### What is needed
Reproduce every line in the listing that contains the word "data".

** start Extracted entries **

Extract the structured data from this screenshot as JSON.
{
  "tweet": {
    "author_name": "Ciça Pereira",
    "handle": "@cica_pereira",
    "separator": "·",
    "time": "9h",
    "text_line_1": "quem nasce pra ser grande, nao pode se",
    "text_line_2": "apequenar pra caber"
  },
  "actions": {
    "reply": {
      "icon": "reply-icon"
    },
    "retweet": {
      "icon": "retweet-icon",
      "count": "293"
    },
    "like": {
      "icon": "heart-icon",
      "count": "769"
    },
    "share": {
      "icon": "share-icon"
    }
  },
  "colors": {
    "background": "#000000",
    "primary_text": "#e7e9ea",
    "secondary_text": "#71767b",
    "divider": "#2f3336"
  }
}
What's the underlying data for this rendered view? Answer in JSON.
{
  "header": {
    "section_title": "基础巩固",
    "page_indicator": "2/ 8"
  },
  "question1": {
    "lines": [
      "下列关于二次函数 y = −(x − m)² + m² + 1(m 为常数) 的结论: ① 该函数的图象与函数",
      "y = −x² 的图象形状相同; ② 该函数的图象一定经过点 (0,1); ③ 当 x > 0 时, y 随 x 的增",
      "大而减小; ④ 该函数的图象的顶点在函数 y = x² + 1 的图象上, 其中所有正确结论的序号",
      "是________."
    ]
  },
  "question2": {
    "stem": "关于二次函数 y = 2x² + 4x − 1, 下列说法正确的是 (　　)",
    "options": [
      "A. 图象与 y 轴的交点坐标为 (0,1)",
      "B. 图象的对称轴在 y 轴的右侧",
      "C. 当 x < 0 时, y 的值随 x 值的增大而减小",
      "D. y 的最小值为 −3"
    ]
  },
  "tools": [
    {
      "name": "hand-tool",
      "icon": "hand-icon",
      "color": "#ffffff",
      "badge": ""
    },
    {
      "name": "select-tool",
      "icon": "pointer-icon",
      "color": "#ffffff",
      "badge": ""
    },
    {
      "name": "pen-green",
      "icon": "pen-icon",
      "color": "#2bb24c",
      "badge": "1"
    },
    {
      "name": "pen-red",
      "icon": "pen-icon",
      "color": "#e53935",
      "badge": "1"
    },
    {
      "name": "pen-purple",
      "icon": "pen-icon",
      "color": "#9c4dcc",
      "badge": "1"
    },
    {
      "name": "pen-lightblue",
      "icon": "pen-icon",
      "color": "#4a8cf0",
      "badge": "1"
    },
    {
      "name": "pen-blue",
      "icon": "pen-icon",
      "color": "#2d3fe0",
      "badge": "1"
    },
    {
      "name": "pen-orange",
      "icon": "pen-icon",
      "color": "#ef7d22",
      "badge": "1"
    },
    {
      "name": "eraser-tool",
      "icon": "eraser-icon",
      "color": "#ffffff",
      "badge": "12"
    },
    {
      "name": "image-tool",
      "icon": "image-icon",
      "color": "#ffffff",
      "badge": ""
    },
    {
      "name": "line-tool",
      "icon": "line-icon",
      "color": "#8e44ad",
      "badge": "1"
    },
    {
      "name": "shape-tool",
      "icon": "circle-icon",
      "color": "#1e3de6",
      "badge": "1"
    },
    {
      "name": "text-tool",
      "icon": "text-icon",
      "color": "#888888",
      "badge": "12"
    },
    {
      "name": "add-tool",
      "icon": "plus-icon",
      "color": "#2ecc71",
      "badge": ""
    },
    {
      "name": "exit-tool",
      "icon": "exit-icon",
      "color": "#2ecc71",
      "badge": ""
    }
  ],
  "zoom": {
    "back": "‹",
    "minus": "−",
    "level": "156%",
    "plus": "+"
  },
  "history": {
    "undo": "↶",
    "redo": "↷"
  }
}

** end Extracted entries **

### The response
Extract the structured data from this screenshot as JSON.
What's the underlying data for this rendered view? Answer in JSON.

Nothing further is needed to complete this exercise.